[Data records]
▶

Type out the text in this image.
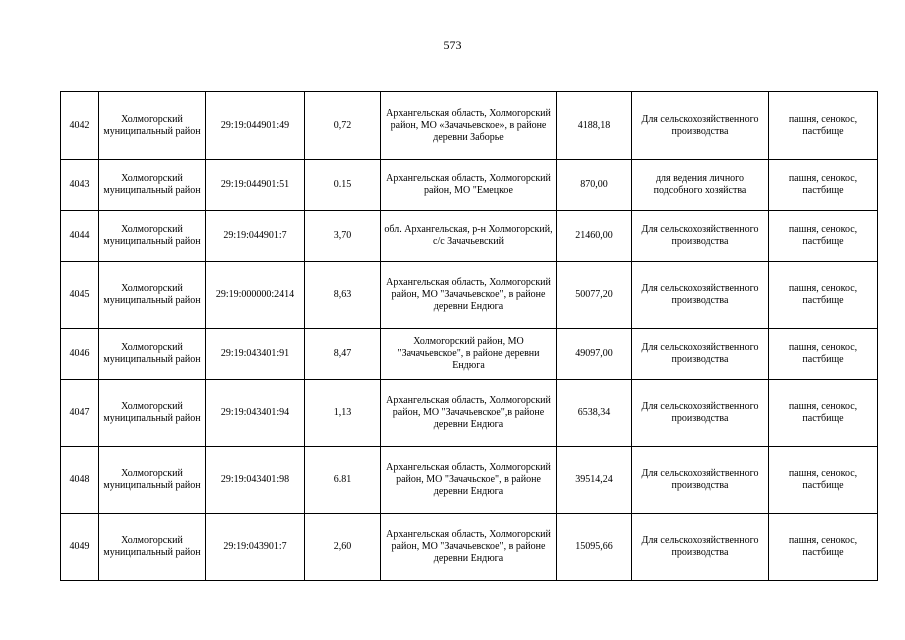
573
4042	Холмогорский муниципальный район	29:19:044901:49	0,72	Архангельская область, Холмогорский район, МО «Зачачьевское», в районе деревни Заборье	4188,18	Для сельскохозяйственного производства	пашня, сенокос, пастбище
4043	Холмогорский муниципальный район	29:19:044901:51	0.15	Архангельская область, Холмогорский район, МО "Емецкое	870,00	для ведения личного подсобного хозяйства	пашня, сенокос, пастбище
4044	Холмогорский муниципальный район	29:19:044901:7	3,70	обл. Архангельская, р-н Холмогорский, с/с Зачачьевский	21460,00	Для сельскохозяйственного производства	пашня, сенокос, пастбище
4045	Холмогорский муниципальный район	29:19:000000:2414	8,63	Архангельская область, Холмогорский район, МО "Зачачьевское", в районе деревни Ендюга	50077,20	Для сельскохозяйственного производства	пашня, сенокос, пастбище
4046	Холмогорский муниципальный район	29:19:043401:91	8,47	Холмогорский район, МО "Зачачьевское", в районе деревни Ендюга	49097,00	Для сельскохозяйственного производства	пашня, сенокос, пастбище
4047	Холмогорский муниципальный район	29:19:043401:94	1,13	Архангельская область, Холмогорский район, МО "Зачачьевское",в районе деревни Ендюга	6538,34	Для сельскохозяйственного производства	пашня, сенокос, пастбище
4048	Холмогорский муниципальный район	29:19:043401:98	6.81	Архангельская область, Холмогорский район, МО "Зачачьское", в районе деревни Ендюга	39514,24	Для сельскохозяйственного производства	пашня, сенокос, пастбище
4049	Холмогорский муниципальный район	29:19:043901:7	2,60	Архангельская область, Холмогорский район, МО "Зачачьевское", в районе деревни Ендюга	15095,66	Для сельскохозяйственного производства	пашня, сенокос, пастбище
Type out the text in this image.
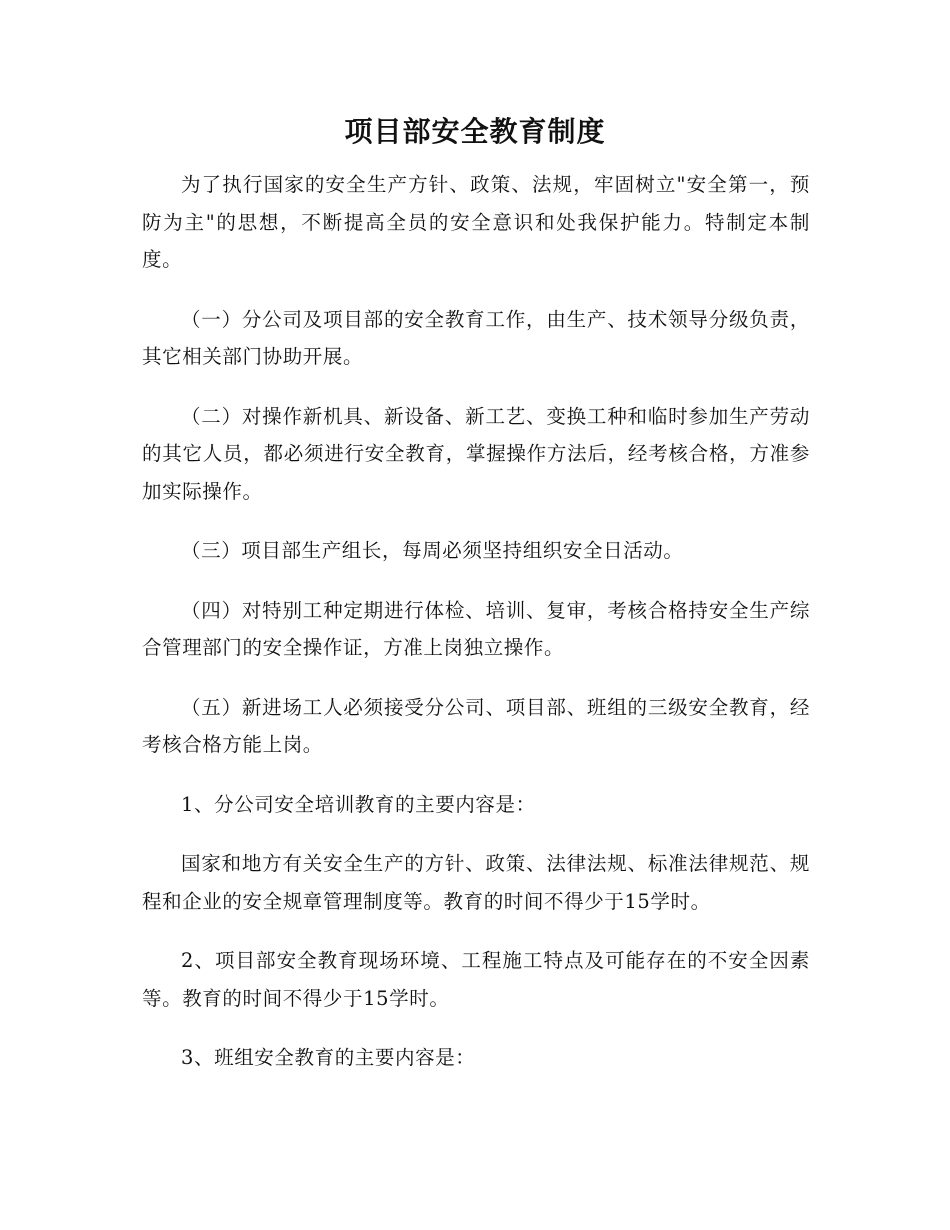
项目部安全教育制度

为了执行国家的安全生产方针、政策、法规，牢固树立"安全第一，预防为主"的思想，不断提高全员的安全意识和处我保护能力。特制定本制度。

（一）分公司及项目部的安全教育工作，由生产、技术领导分级负责，其它相关部门协助开展。

（二）对操作新机具、新设备、新工艺、变换工种和临时参加生产劳动的其它人员，都必须进行安全教育，掌握操作方法后，经考核合格，方准参加实际操作。

（三）项目部生产组长，每周必须坚持组织安全日活动。

（四）对特别工种定期进行体检、培训、复审，考核合格持安全生产综合管理部门的安全操作证，方准上岗独立操作。

（五）新进场工人必须接受分公司、项目部、班组的三级安全教育，经考核合格方能上岗。

1、分公司安全培训教育的主要内容是：

国家和地方有关安全生产的方针、政策、法律法规、标准法律规范、规程和企业的安全规章管理制度等。教育的时间不得少于15学时。

2、项目部安全教育现场环境、工程施工特点及可能存在的不安全因素等。教育的时间不得少于15学时。

3、班组安全教育的主要内容是：
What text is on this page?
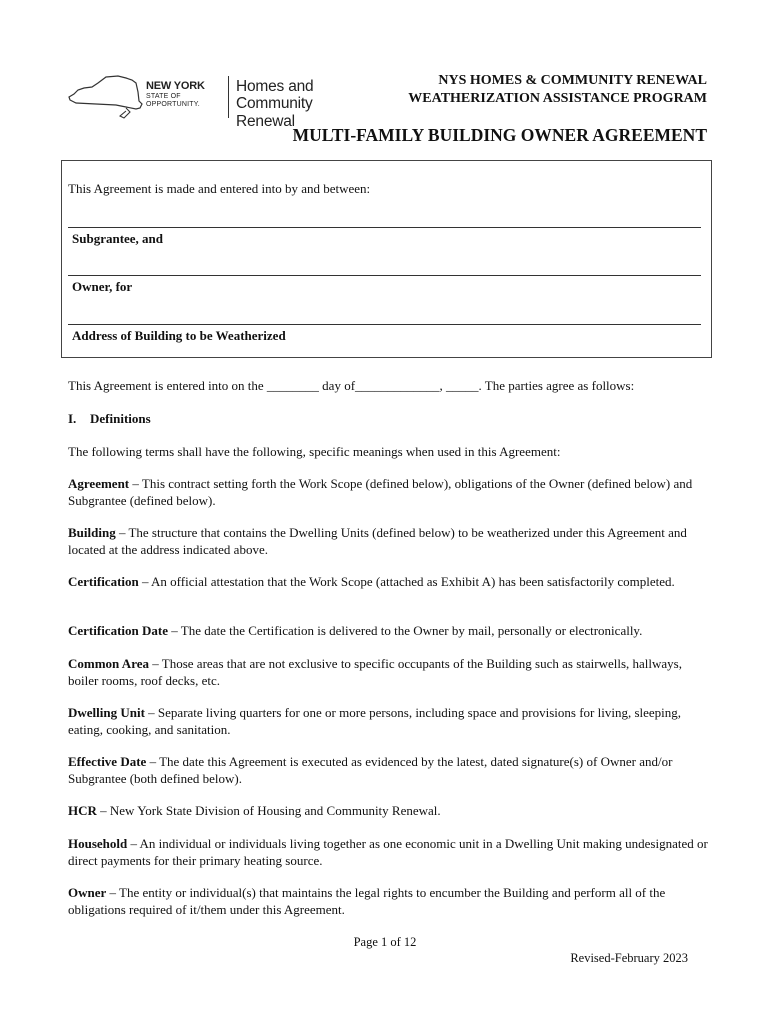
NEW YORK
STATE OF
OPPORTUNITY.
Homes and
Community Renewal
NYS HOMES & COMMUNITY RENEWAL
WEATHERIZATION ASSISTANCE PROGRAM
MULTI-FAMILY BUILDING OWNER AGREEMENT
This Agreement is made and entered into by and between:
Subgrantee, and
Owner, for
Address of Building to be Weatherized
This Agreement is entered into on the ________ day of_____________, _____. The parties agree as follows:
I. Definitions
The following terms shall have the following, specific meanings when used in this Agreement:
Agreement – This contract setting forth the Work Scope (defined below), obligations of the Owner (defined below) and Subgrantee (defined below).
Building – The structure that contains the Dwelling Units (defined below) to be weatherized under this Agreement and located at the address indicated above.
Certification – An official attestation that the Work Scope (attached as Exhibit A) has been satisfactorily completed.
Certification Date – The date the Certification is delivered to the Owner by mail, personally or electronically.
Common Area – Those areas that are not exclusive to specific occupants of the Building such as stairwells, hallways, boiler rooms, roof decks, etc.
Dwelling Unit – Separate living quarters for one or more persons, including space and provisions for living, sleeping, eating, cooking, and sanitation.
Effective Date – The date this Agreement is executed as evidenced by the latest, dated signature(s) of Owner and/or Subgrantee (both defined below).
HCR – New York State Division of Housing and Community Renewal.
Household – An individual or individuals living together as one economic unit in a Dwelling Unit making undesignated or direct payments for their primary heating source.
Owner – The entity or individual(s) that maintains the legal rights to encumber the Building and perform all of the obligations required of it/them under this Agreement.
Page 1 of 12
Revised-February 2023
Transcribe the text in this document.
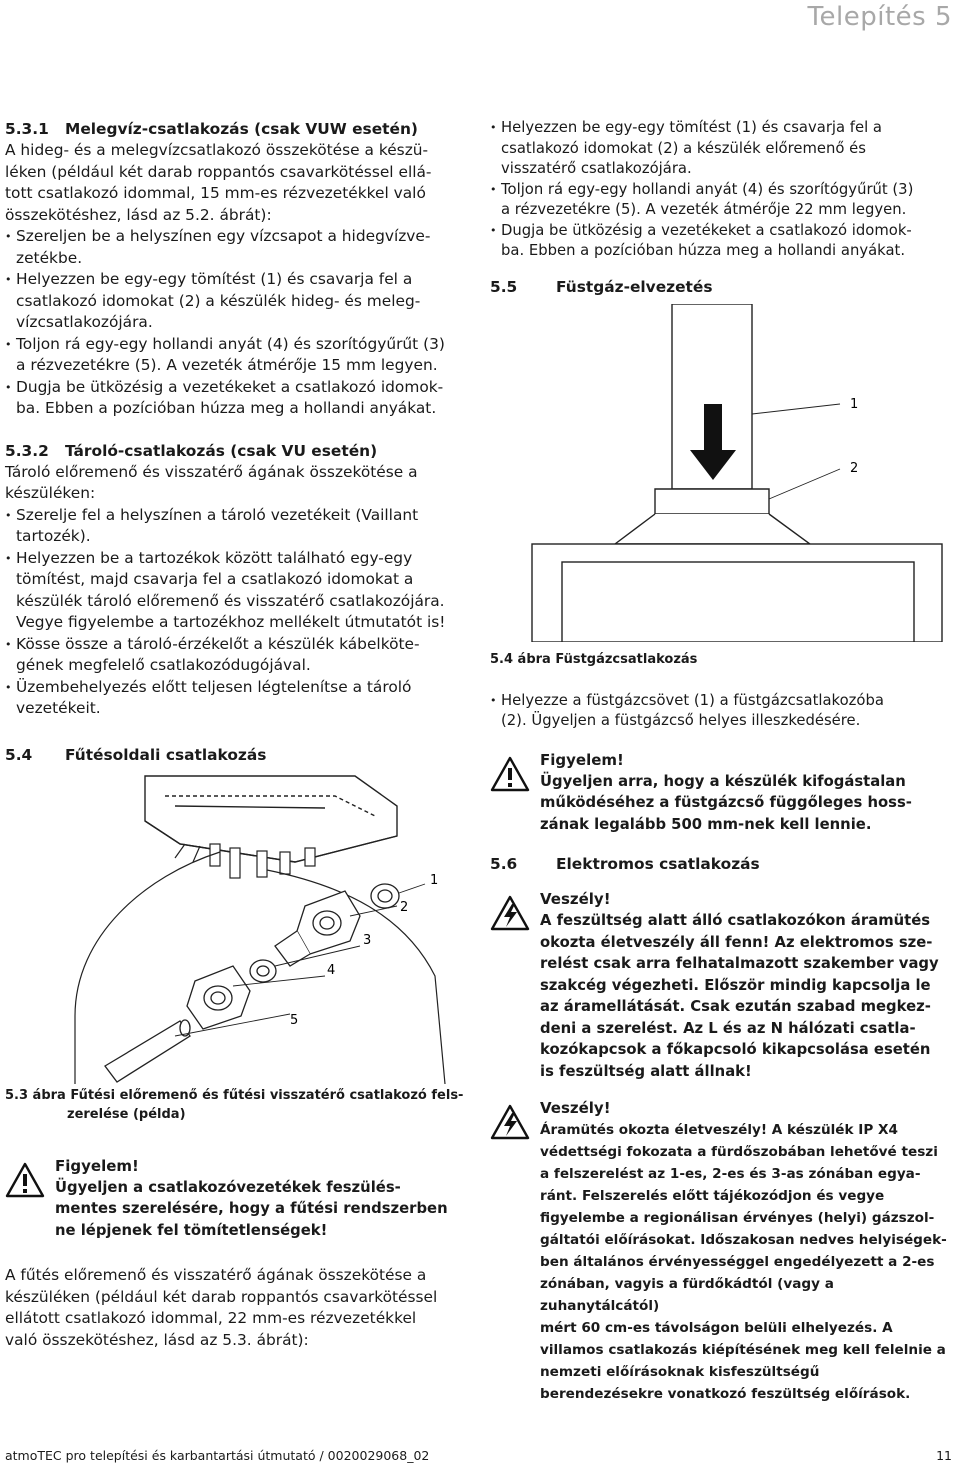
Telepítés 5
5.3.1 Melegvíz-csatlakozás (csak VUW esetén)

A hideg- és a melegvízcsatlakozó összekötése a készü-

léken (például két darab roppantós csavarkötéssel ellá-

tott csatlakozó idommal, 15 mm-es rézvezetékkel való

összekötéshez, lásd az 5.2. ábrát):

• Szereljen be a helyszínen egy vízcsapot a hidegvízve-

zetékbe.

• Helyezzen be egy-egy tömítést (1) és csavarja fel a

csatlakozó idomokat (2) a készülék hideg- és meleg-

vízcsatlakozójára.

• Toljon rá egy-egy hollandi anyát (4) és szorítógyűrűt (3)

a rézvezetékre (5). A vezeték átmérője 15 mm legyen.

• Dugja be ütközésig a vezetékeket a csatlakozó idomok-

ba. Ebben a pozícióban húzza meg a hollandi anyákat.

5.3.2 Tároló-csatlakozás (csak VU esetén)

Tároló előremenő és visszatérő ágának összekötése a

készüléken:

• Szerelje fel a helyszínen a tároló vezetékeit (Vaillant

tartozék).

• Helyezzen be a tartozékok között található egy-egy

tömítést, majd csavarja fel a csatlakozó idomokat a

készülék tároló előremenő és visszatérő csatlakozójára.

Vegye figyelembe a tartozékhoz mellékelt útmutatót is!

• Kösse össze a tároló-érzékelőt a készülék kábelköte-

gének megfelelő csatlakozódugójával.

• Üzembehelyezés előtt teljesen légtelenítse a tároló

vezetékeit.

5.4 Fűtésoldali csatlakozás
1
2
3
4
5
5.3 ábra Fűtési előremenő és fűtési visszatérő csatlakozó fels-
zerelése (példa)
Figyelem!
Ügyeljen a csatlakozóvezetékek feszülés-
mentes szerelésére, hogy a fűtési rendszerben
ne lépjenek fel tömítetlenségek!

A fűtés előremenő és visszatérő ágának összekötése a

készüléken (például két darab roppantós csavarkötéssel

ellátott csatlakozó idommal, 22 mm-es rézvezetékkel

való összekötéshez, lásd az 5.3. ábrát):

• Helyezzen be egy-egy tömítést (1) és csavarja fel a

csatlakozó idomokat (2) a készülék előremenő és

visszatérő csatlakozójára.

• Toljon rá egy-egy hollandi anyát (4) és szorítógyűrűt (3)

a rézvezetékre (5). A vezeték átmérője 22 mm legyen.

• Dugja be ütközésig a vezetékeket a csatlakozó idomok-

ba. Ebben a pozícióban húzza meg a hollandi anyákat.

5.5	Füstgáz-elvezetés
1
2
5.4 ábra Füstgázcsatlakozás

• Helyezze a füstgázcsövet (1) a füstgázcsatlakozóba

(2). Ügyeljen a füstgázcső helyes illeszkedésére.

Figyelem!
Ügyeljen arra, hogy a készülék kifogástalan
működéséhez a füstgázcső függőleges hoss-
zának legalább 500 mm-nek kell lennie.
5.6	Elektromos csatlakozás
Veszély!
A feszültség alatt álló csatlakozókon áramütés
okozta életveszély áll fenn! Az elektromos sze-
relést csak arra felhatalmazott szakember vagy
szakcég végezheti. Először mindig kapcsolja le
az áramellátását. Csak ezután szabad megkez-
deni a szerelést. Az L és az N hálózati csatla-
kozókapcsok a főkapcsoló kikapcsolása esetén
is feszültség alatt állnak!
Veszély!
Áramütés okozta életveszély! A készülék IP X4
védettségi fokozata a fürdőszobában lehetővé teszi
a felszerelést az 1-es, 2-es és 3-as zónában egya-
ránt. Felszerelés előtt tájékozódjon és vegye
figyelembe a regionálisan érvényes (helyi) gázszol-
gáltatói előírásokat. Időszakosan nedves helyiségek-
ben általános érvényességgel engedélyezett a 2-es
zónában, vagyis a fürdőkádtól (vagy a zuhanytálcától)
mért 60 cm-es távolságon belüli elhelyezés. A
villamos csatlakozás kiépítésének meg kell felelnie a
nemzeti előírásoknak kisfeszültségű
berendezésekre vonatkozó feszültség előírások.
atmoTEC pro telepítési és karbantartási útmutató / 0020029068_02	11
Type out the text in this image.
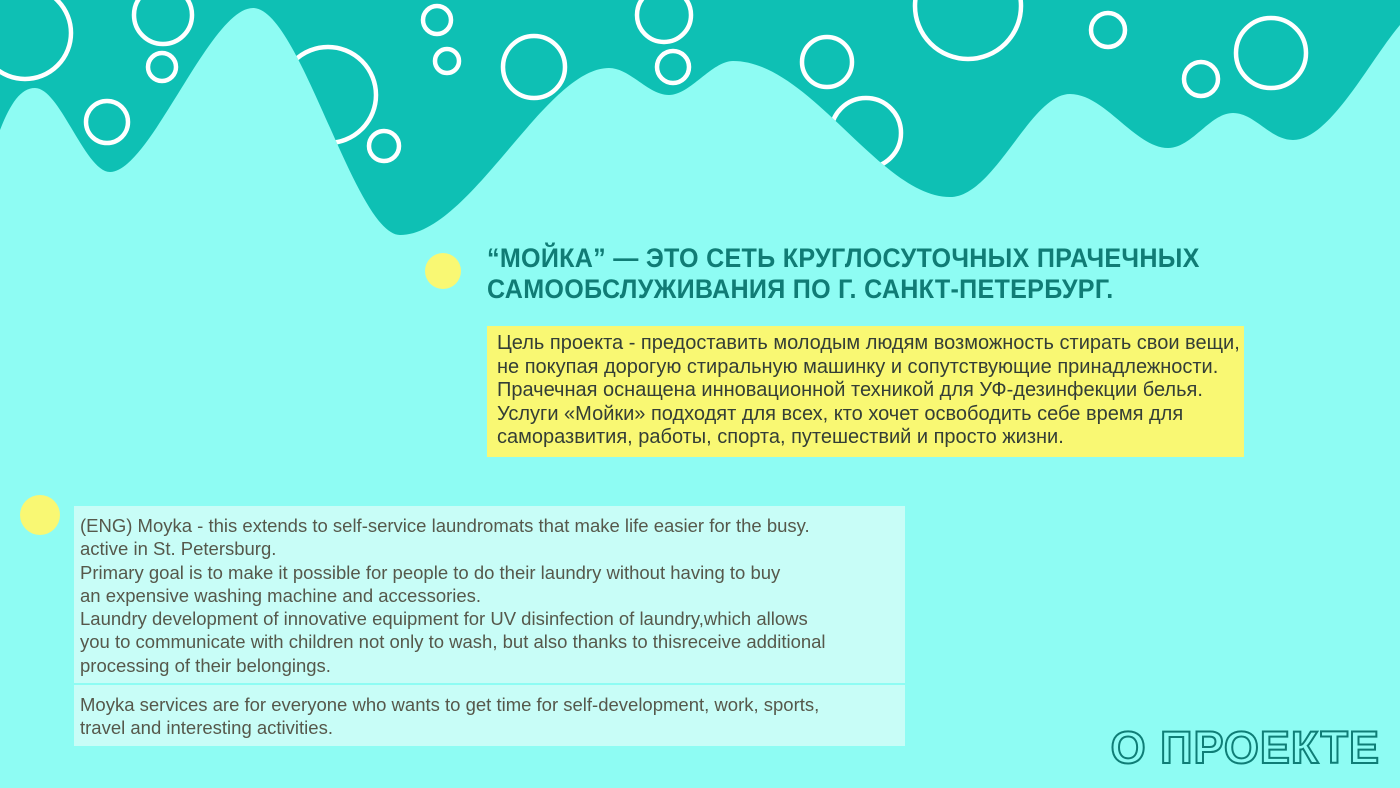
“МОЙКА” — ЭТО СЕТЬ КРУГЛОСУТОЧНЫХ ПРАЧЕЧНЫХ
САМООБСЛУЖИВАНИЯ ПО Г. САНКТ-ПЕТЕРБУРГ.
Цель проекта - предоставить молодым людям возможность стирать свои вещи,
не покупая дорогую стиральную машинку и сопутствующие принадлежности.
Прачечная оснащена инновационной техникой для УФ-дезинфекции белья.
Услуги «Мойки» подходят для всех, кто хочет освободить себе время для
саморазвития, работы, спорта, путешествий и просто жизни.
(ENG) Moyka - this extends to self-service laundromats that make life easier for the busy.
active in St. Petersburg.
Primary goal is to make it possible for people to do their laundry without having to buy
an expensive washing machine and accessories.
Laundry development of innovative equipment for UV disinfection of laundry,which allows
you to communicate with children not only to wash, but also thanks to thisreceive additional
processing of their belongings.
Moyka services are for everyone who wants to get time for self-development, work, sports,
travel and interesting activities.	О ПРОЕКТЕ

◀

Return all the lines that contain the string "életveszély".

## Response to this task
okozta életveszély áll fenn! Az elektromos sze-
Áramütés okozta életveszély! A készülék IP X4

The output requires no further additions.